#### PROBLEM
Pictures do not belong in the copy; transcribe everything else in the records exactly.
— BEGIN DATA RECORDS —
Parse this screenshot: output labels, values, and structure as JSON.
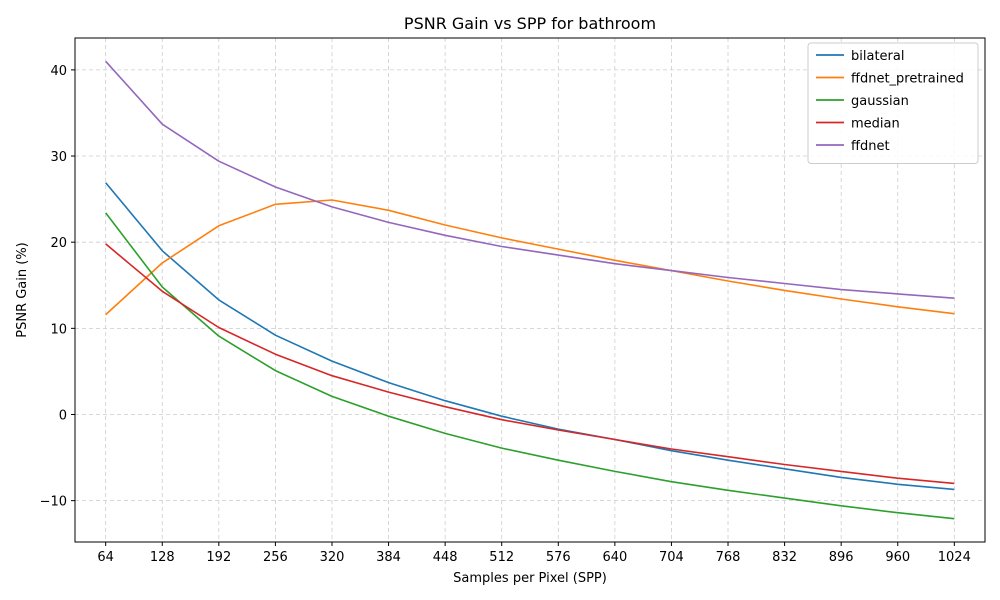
{
  "chart_data": {
    "type": "line",
    "title": "PSNR Gain vs SPP for bathroom",
    "xlabel": "Samples per Pixel (SPP)",
    "ylabel": "PSNR Gain (%)",
    "x": [
      64,
      128,
      192,
      256,
      320,
      384,
      448,
      512,
      576,
      640,
      704,
      768,
      832,
      896,
      960,
      1024
    ],
    "x_tick_labels": [
      "64",
      "128",
      "192",
      "256",
      "320",
      "384",
      "448",
      "512",
      "576",
      "640",
      "704",
      "768",
      "832",
      "896",
      "960",
      "1024"
    ],
    "y_ticks": [
      -10,
      0,
      10,
      20,
      30,
      40
    ],
    "y_tick_labels": [
      "−10",
      "0",
      "10",
      "20",
      "30",
      "40"
    ],
    "xlim": [
      29.3,
      1058.7
    ],
    "ylim": [
      -14.8,
      43.7
    ],
    "grid": true,
    "legend_position": "top-right",
    "series": [
      {
        "name": "bilateral",
        "color": "#1f77b4",
        "values": [
          26.9,
          19.0,
          13.3,
          9.2,
          6.2,
          3.7,
          1.6,
          -0.2,
          -1.7,
          -2.9,
          -4.2,
          -5.3,
          -6.3,
          -7.3,
          -8.1,
          -8.7
        ]
      },
      {
        "name": "ffdnet_pretrained",
        "color": "#ff7f0e",
        "values": [
          11.6,
          17.6,
          21.9,
          24.4,
          24.9,
          23.7,
          22.0,
          20.5,
          19.2,
          17.9,
          16.7,
          15.5,
          14.4,
          13.4,
          12.5,
          11.7
        ]
      },
      {
        "name": "gaussian",
        "color": "#2ca02c",
        "values": [
          23.4,
          14.8,
          9.1,
          5.1,
          2.1,
          -0.2,
          -2.2,
          -3.9,
          -5.3,
          -6.6,
          -7.8,
          -8.8,
          -9.7,
          -10.6,
          -11.4,
          -12.1
        ]
      },
      {
        "name": "median",
        "color": "#d62728",
        "values": [
          19.8,
          14.3,
          10.1,
          7.0,
          4.5,
          2.6,
          0.9,
          -0.6,
          -1.8,
          -2.9,
          -4.0,
          -4.9,
          -5.8,
          -6.6,
          -7.4,
          -8.0
        ]
      },
      {
        "name": "ffdnet",
        "color": "#9467bd",
        "values": [
          41.0,
          33.7,
          29.4,
          26.4,
          24.1,
          22.3,
          20.8,
          19.5,
          18.5,
          17.5,
          16.7,
          15.9,
          15.2,
          14.5,
          14.0,
          13.5
        ]
      }
    ]
  }
}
— END DATA RECORDS —
#### ANSWER IN FULL
Parse this screenshot: output labels, values, and structure as JSON.
{
  "chart_data": {
    "type": "line",
    "title": "PSNR Gain vs SPP for bathroom",
    "xlabel": "Samples per Pixel (SPP)",
    "ylabel": "PSNR Gain (%)",
    "x": [
      64,
      128,
      192,
      256,
      320,
      384,
      448,
      512,
      576,
      640,
      704,
      768,
      832,
      896,
      960,
      1024
    ],
    "x_tick_labels": [
      "64",
      "128",
      "192",
      "256",
      "320",
      "384",
      "448",
      "512",
      "576",
      "640",
      "704",
      "768",
      "832",
      "896",
      "960",
      "1024"
    ],
    "y_ticks": [
      -10,
      0,
      10,
      20,
      30,
      40
    ],
    "y_tick_labels": [
      "−10",
      "0",
      "10",
      "20",
      "30",
      "40"
    ],
    "xlim": [
      29.3,
      1058.7
    ],
    "ylim": [
      -14.8,
      43.7
    ],
    "grid": true,
    "legend_position": "top-right",
    "series": [
      {
        "name": "bilateral",
        "color": "#1f77b4",
        "values": [
          26.9,
          19.0,
          13.3,
          9.2,
          6.2,
          3.7,
          1.6,
          -0.2,
          -1.7,
          -2.9,
          -4.2,
          -5.3,
          -6.3,
          -7.3,
          -8.1,
          -8.7
        ]
      },
      {
        "name": "ffdnet_pretrained",
        "color": "#ff7f0e",
        "values": [
          11.6,
          17.6,
          21.9,
          24.4,
          24.9,
          23.7,
          22.0,
          20.5,
          19.2,
          17.9,
          16.7,
          15.5,
          14.4,
          13.4,
          12.5,
          11.7
        ]
      },
      {
        "name": "gaussian",
        "color": "#2ca02c",
        "values": [
          23.4,
          14.8,
          9.1,
          5.1,
          2.1,
          -0.2,
          -2.2,
          -3.9,
          -5.3,
          -6.6,
          -7.8,
          -8.8,
          -9.7,
          -10.6,
          -11.4,
          -12.1
        ]
      },
      {
        "name": "median",
        "color": "#d62728",
        "values": [
          19.8,
          14.3,
          10.1,
          7.0,
          4.5,
          2.6,
          0.9,
          -0.6,
          -1.8,
          -2.9,
          -4.0,
          -4.9,
          -5.8,
          -6.6,
          -7.4,
          -8.0
        ]
      },
      {
        "name": "ffdnet",
        "color": "#9467bd",
        "values": [
          41.0,
          33.7,
          29.4,
          26.4,
          24.1,
          22.3,
          20.8,
          19.5,
          18.5,
          17.5,
          16.7,
          15.9,
          15.2,
          14.5,
          14.0,
          13.5
        ]
      }
    ]
  }
}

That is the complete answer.